Directions for this task: Extract, word for word, each line from the line holding "What's the underlying" through the end of the records. Omit every picture.

## start

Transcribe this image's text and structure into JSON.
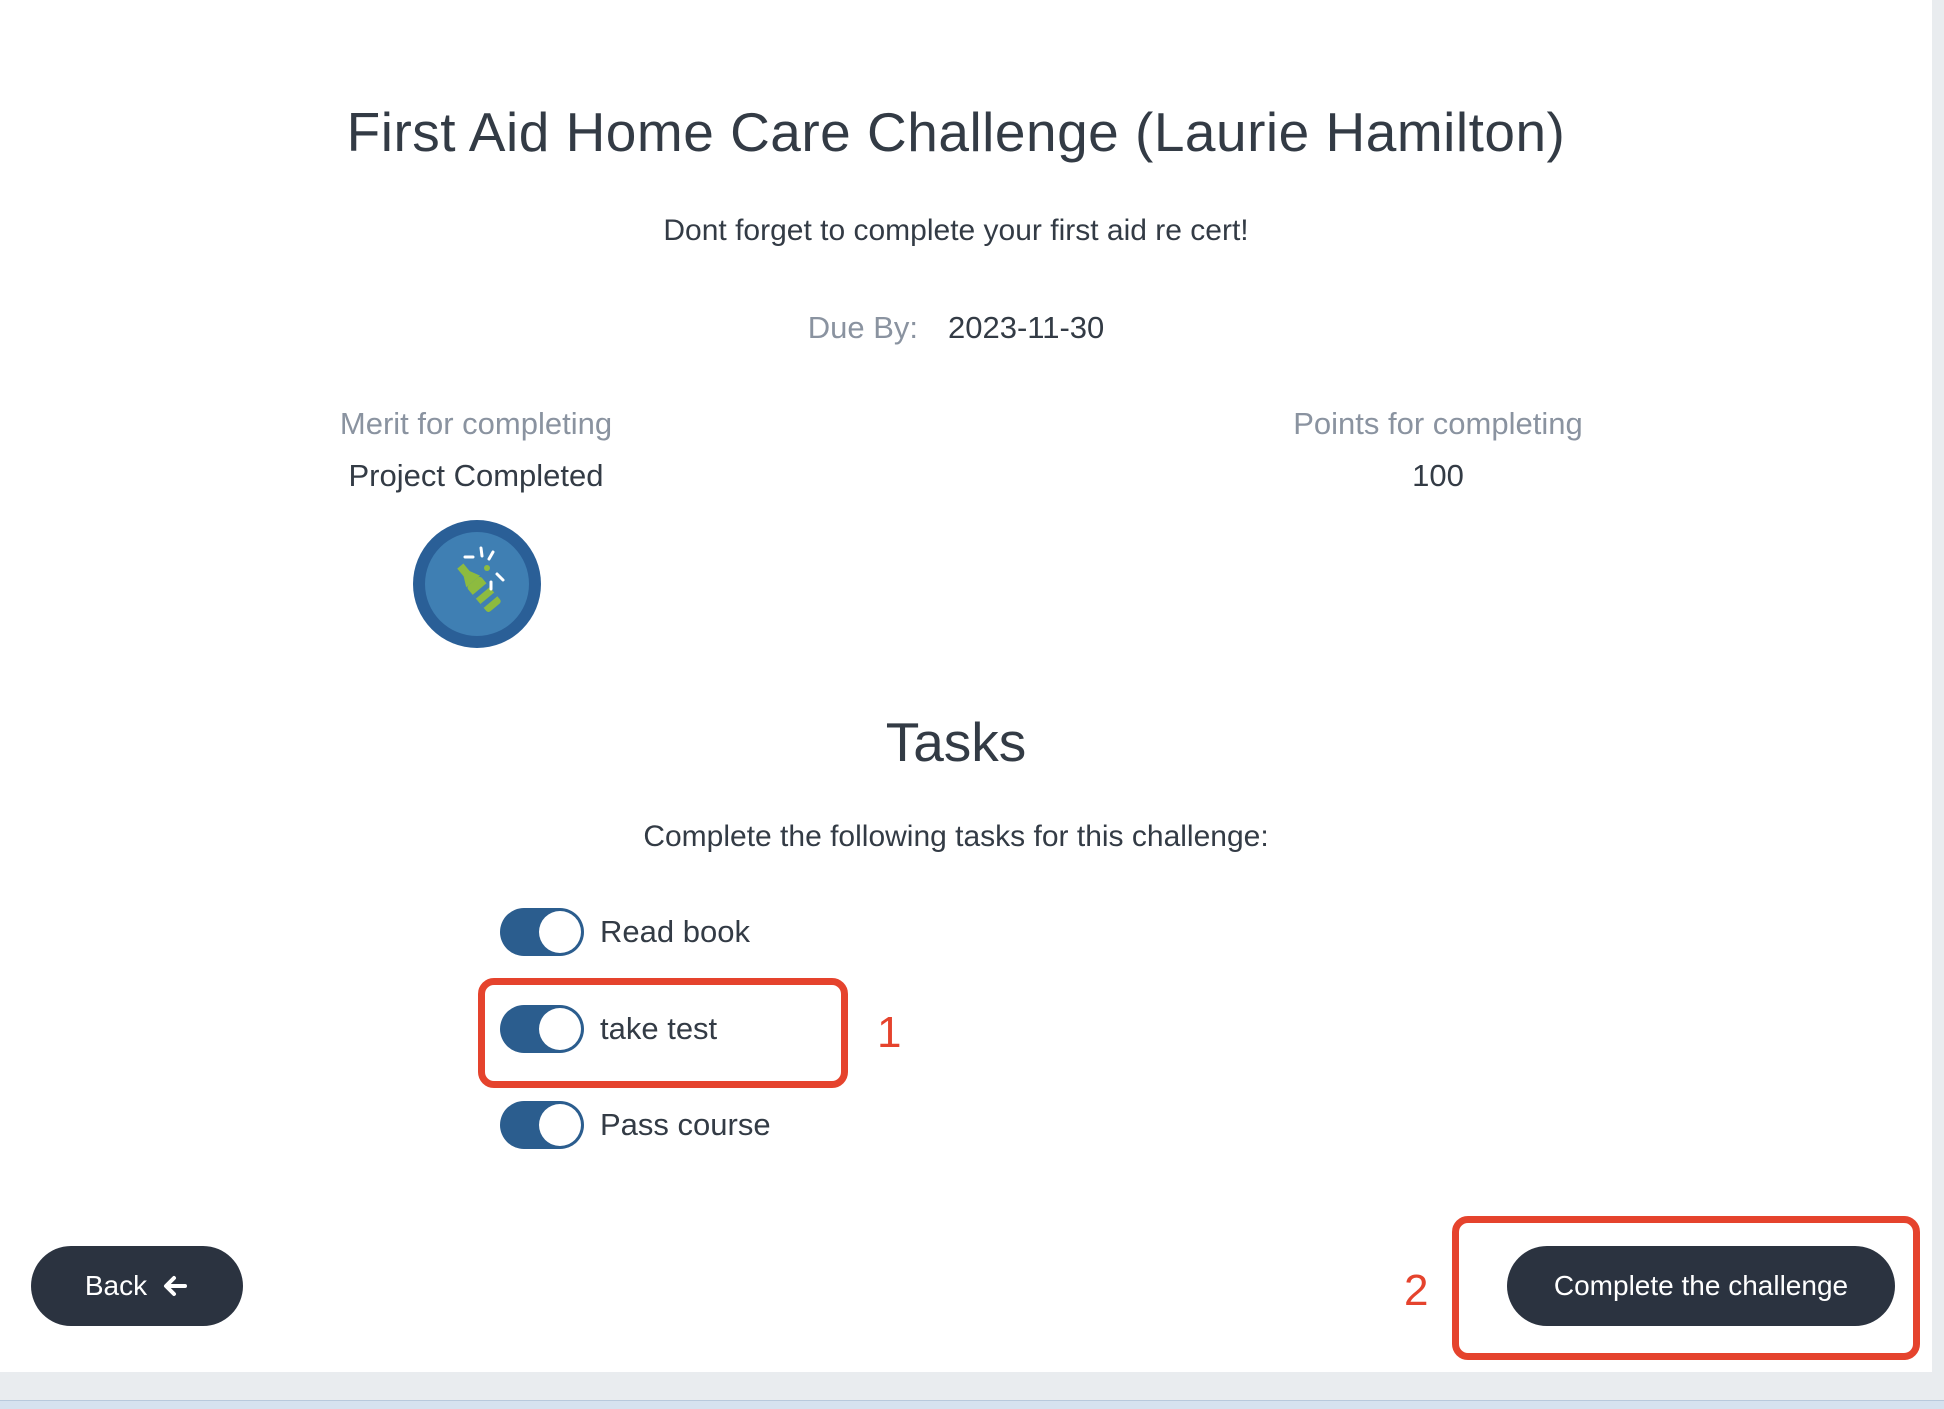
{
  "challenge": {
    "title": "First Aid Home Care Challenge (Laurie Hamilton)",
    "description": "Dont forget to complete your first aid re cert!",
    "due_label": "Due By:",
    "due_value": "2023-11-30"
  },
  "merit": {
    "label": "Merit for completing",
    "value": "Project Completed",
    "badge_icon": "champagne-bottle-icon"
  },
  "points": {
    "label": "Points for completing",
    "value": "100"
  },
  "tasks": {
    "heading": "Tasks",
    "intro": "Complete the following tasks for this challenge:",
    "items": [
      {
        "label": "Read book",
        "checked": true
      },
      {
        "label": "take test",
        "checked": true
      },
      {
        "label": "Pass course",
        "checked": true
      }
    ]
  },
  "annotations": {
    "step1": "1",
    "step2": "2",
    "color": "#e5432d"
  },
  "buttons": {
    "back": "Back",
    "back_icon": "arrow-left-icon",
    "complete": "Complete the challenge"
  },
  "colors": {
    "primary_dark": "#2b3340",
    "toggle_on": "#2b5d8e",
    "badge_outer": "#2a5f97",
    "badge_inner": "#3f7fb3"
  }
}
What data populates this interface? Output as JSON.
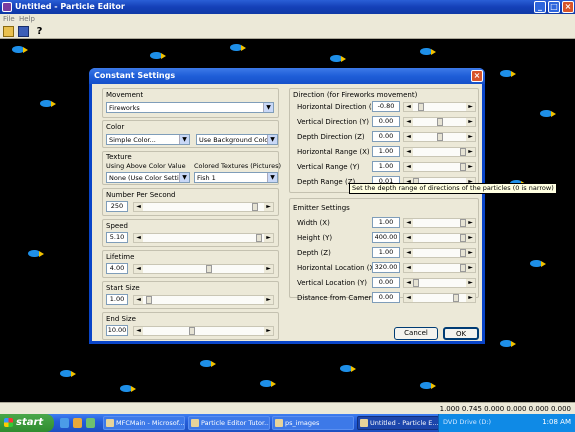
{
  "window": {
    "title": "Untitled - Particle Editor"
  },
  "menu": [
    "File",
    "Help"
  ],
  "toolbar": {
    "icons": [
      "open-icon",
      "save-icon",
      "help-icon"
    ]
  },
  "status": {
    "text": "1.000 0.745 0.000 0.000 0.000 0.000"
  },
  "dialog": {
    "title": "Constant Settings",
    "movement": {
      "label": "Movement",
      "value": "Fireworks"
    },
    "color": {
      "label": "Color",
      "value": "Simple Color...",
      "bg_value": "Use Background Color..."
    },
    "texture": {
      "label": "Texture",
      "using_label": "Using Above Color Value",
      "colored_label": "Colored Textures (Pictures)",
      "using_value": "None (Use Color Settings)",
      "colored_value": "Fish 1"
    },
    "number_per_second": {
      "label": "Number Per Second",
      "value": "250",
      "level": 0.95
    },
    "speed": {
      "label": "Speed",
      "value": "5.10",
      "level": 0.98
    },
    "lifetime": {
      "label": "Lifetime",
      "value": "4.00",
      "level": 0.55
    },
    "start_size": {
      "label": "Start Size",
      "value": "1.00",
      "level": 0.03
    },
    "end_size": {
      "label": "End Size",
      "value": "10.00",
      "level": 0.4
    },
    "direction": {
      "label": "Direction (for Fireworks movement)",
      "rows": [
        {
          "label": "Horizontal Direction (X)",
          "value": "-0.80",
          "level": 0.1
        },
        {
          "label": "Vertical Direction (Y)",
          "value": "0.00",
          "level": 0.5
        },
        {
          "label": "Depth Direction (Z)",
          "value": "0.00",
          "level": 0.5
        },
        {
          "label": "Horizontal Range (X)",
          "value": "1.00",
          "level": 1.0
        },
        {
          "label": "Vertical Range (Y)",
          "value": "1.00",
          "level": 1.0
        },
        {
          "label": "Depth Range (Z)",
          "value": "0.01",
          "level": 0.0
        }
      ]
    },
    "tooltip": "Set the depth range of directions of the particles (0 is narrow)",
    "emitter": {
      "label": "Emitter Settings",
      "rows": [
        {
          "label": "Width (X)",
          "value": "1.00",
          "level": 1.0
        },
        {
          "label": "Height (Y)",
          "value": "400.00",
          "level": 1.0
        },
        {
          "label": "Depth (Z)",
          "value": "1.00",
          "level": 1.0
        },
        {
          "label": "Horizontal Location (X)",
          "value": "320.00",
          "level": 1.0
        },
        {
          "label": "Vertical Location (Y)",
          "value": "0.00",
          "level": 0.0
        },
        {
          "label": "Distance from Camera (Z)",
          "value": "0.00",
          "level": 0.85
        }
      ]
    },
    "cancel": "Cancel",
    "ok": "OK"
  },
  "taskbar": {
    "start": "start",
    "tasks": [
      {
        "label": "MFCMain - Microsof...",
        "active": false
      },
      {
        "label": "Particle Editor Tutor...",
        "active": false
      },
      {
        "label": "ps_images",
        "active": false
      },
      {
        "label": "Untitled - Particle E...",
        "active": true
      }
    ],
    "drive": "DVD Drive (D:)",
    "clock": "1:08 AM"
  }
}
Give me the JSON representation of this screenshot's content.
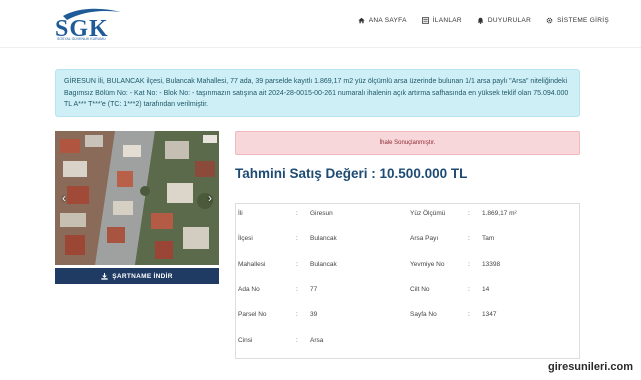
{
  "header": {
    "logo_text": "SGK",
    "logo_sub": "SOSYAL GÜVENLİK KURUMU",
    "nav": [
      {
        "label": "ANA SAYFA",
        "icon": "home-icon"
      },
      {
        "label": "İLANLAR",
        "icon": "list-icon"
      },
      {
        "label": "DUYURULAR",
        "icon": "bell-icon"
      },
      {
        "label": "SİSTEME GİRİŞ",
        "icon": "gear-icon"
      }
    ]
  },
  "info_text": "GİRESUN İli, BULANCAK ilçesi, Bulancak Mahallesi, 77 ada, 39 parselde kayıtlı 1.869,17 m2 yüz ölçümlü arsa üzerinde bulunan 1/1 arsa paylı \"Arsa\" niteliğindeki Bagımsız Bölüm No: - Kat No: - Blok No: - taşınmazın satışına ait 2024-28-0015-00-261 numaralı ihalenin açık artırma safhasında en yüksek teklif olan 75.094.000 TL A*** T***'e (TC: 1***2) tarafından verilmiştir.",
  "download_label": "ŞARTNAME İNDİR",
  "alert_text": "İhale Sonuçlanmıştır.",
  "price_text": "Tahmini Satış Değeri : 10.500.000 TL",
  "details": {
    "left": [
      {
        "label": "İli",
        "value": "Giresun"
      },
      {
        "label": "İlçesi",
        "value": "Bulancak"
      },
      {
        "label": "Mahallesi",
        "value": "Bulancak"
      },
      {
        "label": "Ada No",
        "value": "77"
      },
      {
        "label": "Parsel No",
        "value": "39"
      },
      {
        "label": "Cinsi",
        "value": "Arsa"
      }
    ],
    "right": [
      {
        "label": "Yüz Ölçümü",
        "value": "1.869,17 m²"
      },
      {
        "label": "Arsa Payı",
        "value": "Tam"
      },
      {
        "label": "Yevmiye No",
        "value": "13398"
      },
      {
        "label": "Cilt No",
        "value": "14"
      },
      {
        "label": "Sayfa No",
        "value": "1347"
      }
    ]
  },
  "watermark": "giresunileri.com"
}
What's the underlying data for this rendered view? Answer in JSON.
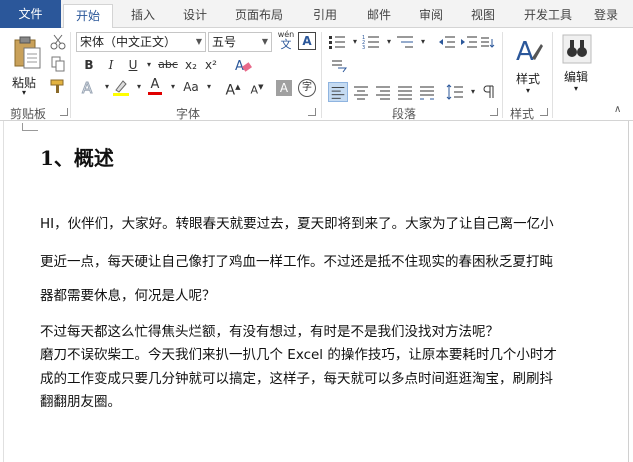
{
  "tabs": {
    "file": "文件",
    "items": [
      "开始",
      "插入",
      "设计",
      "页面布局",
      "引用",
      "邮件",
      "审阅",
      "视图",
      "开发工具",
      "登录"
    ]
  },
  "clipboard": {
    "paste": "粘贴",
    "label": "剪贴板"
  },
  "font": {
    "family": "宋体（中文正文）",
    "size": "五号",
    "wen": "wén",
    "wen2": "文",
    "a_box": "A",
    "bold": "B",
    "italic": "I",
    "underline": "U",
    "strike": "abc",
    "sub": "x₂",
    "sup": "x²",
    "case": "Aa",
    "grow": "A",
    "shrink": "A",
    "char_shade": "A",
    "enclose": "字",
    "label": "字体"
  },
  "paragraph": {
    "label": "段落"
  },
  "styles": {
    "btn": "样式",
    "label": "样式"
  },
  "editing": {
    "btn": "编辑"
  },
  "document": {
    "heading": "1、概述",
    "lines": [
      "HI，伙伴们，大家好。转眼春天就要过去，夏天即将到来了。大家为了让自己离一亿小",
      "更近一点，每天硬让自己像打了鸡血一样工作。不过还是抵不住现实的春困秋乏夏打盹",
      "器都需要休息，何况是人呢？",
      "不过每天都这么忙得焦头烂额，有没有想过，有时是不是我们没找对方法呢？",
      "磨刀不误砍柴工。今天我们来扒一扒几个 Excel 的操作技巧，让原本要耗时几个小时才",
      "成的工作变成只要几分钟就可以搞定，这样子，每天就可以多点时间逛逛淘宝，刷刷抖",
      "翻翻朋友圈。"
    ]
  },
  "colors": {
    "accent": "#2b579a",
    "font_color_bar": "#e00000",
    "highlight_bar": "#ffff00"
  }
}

## end

Result:
What's the underlying data for this rendered view? Answer in JSON.
{
  "tabs": {
    "file": "文件",
    "items": [
      "开始",
      "插入",
      "设计",
      "页面布局",
      "引用",
      "邮件",
      "审阅",
      "视图",
      "开发工具",
      "登录"
    ]
  },
  "clipboard": {
    "paste": "粘贴",
    "label": "剪贴板"
  },
  "font": {
    "family": "宋体（中文正文）",
    "size": "五号",
    "wen": "wén",
    "wen2": "文",
    "a_box": "A",
    "bold": "B",
    "italic": "I",
    "underline": "U",
    "strike": "abc",
    "sub": "x₂",
    "sup": "x²",
    "case": "Aa",
    "grow": "A",
    "shrink": "A",
    "char_shade": "A",
    "enclose": "字",
    "label": "字体"
  },
  "paragraph": {
    "label": "段落"
  },
  "styles": {
    "btn": "样式",
    "label": "样式"
  },
  "editing": {
    "btn": "编辑"
  },
  "document": {
    "heading": "1、概述",
    "lines": [
      "HI，伙伴们，大家好。转眼春天就要过去，夏天即将到来了。大家为了让自己离一亿小",
      "更近一点，每天硬让自己像打了鸡血一样工作。不过还是抵不住现实的春困秋乏夏打盹",
      "器都需要休息，何况是人呢？",
      "不过每天都这么忙得焦头烂额，有没有想过，有时是不是我们没找对方法呢？",
      "磨刀不误砍柴工。今天我们来扒一扒几个 Excel 的操作技巧，让原本要耗时几个小时才",
      "成的工作变成只要几分钟就可以搞定，这样子，每天就可以多点时间逛逛淘宝，刷刷抖",
      "翻翻朋友圈。"
    ]
  },
  "colors": {
    "accent": "#2b579a",
    "font_color_bar": "#e00000",
    "highlight_bar": "#ffff00"
  }
}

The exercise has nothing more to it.